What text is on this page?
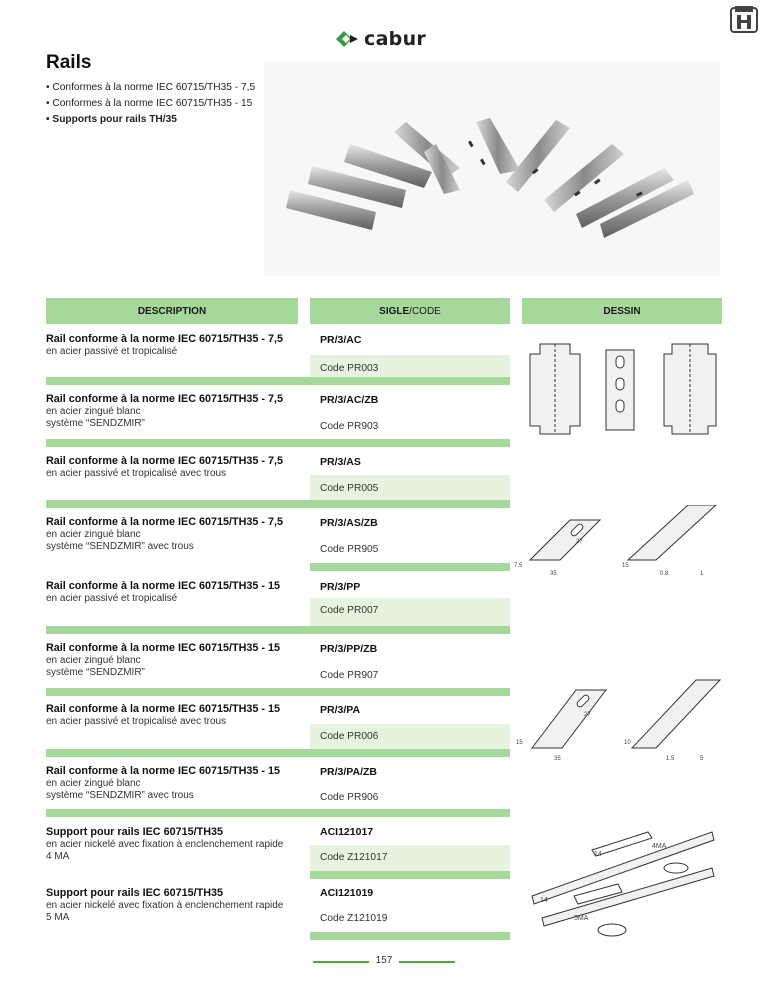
cabur
Rails
• Conformes à la norme IEC 60715/TH35 - 7,5
• Conformes à la norme IEC 60715/TH35 - 15
• Supports pour rails TH/35
DESCRIPTION	SIGLE /CODE	DESSIN
Rail conforme à la norme IEC 60715/TH35 - 7,5
en acier passivé et tropicalisé
PR/3/AC
Code PR003
Rail conforme à la norme IEC 60715/TH35 - 7,5
en acier zingué blanc
système “SENDZMIR”
PR/3/AC/ZB
Code PR903
Rail conforme à la norme IEC 60715/TH35 - 7,5
en acier passivé et tropicalisé avec trous
PR/3/AS
Code PR005
Rail conforme à la norme IEC 60715/TH35 - 7,5
en acier zingué blanc
système “SENDZMIR” avec trous
PR/3/AS/ZB
Code PR905
Rail conforme à la norme IEC 60715/TH35 - 15
en acier passivé et tropicalisé
PR/3/PP
Code PR007
Rail conforme à la norme IEC 60715/TH35 - 15
en acier zingué blanc
système “SENDZMIR”
PR/3/PP/ZB
Code PR907
Rail conforme à la norme IEC 60715/TH35 - 15
en acier passivé et tropicalisé avec trous
PR/3/PA
Code PR006
Rail conforme à la norme IEC 60715/TH35 - 15
en acier zingué blanc
système “SENDZMIR” avec trous
PR/3/PA/ZB
Code PR906
Support pour rails IEC 60715/TH35
en acier nickelé avec fixation à enclenchement rapide
4 MA
ACI121017
Code Z121017
Support pour rails IEC 60715/TH35
en acier nickelé avec fixation à enclenchement rapide
5 MA
ACI121019
Code Z121019
7.5
35
27
15
0.8	1
15
35
27
10
1.5	5
14
4MA
14
5MA
157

################

GIVEN PROBLEM:
Reproduce the listing above exactly, excluding all pictures.

WRITTEN ANSWER:
What text is on this page?
cabur
Rails
• Conformes à la norme IEC 60715/TH35 - 7,5
• Conformes à la norme IEC 60715/TH35 - 15
• Supports pour rails TH/35
DESCRIPTION	SIGLE /CODE	DESSIN
Rail conforme à la norme IEC 60715/TH35 - 7,5
en acier passivé et tropicalisé
PR/3/AC
Code PR003
Rail conforme à la norme IEC 60715/TH35 - 7,5
en acier zingué blanc
système “SENDZMIR”
PR/3/AC/ZB
Code PR903
Rail conforme à la norme IEC 60715/TH35 - 7,5
en acier passivé et tropicalisé avec trous
PR/3/AS
Code PR005
Rail conforme à la norme IEC 60715/TH35 - 7,5
en acier zingué blanc
système “SENDZMIR” avec trous
PR/3/AS/ZB
Code PR905
Rail conforme à la norme IEC 60715/TH35 - 15
en acier passivé et tropicalisé
PR/3/PP
Code PR007
Rail conforme à la norme IEC 60715/TH35 - 15
en acier zingué blanc
système “SENDZMIR”
PR/3/PP/ZB
Code PR907
Rail conforme à la norme IEC 60715/TH35 - 15
en acier passivé et tropicalisé avec trous
PR/3/PA
Code PR006
Rail conforme à la norme IEC 60715/TH35 - 15
en acier zingué blanc
système “SENDZMIR” avec trous
PR/3/PA/ZB
Code PR906
Support pour rails IEC 60715/TH35
en acier nickelé avec fixation à enclenchement rapide
4 MA
ACI121017
Code Z121017
Support pour rails IEC 60715/TH35
en acier nickelé avec fixation à enclenchement rapide
5 MA
ACI121019
Code Z121019
7.5
35
27
15
0.8	1
15
35
27
10
1.5	5
14
4MA
14
5MA
157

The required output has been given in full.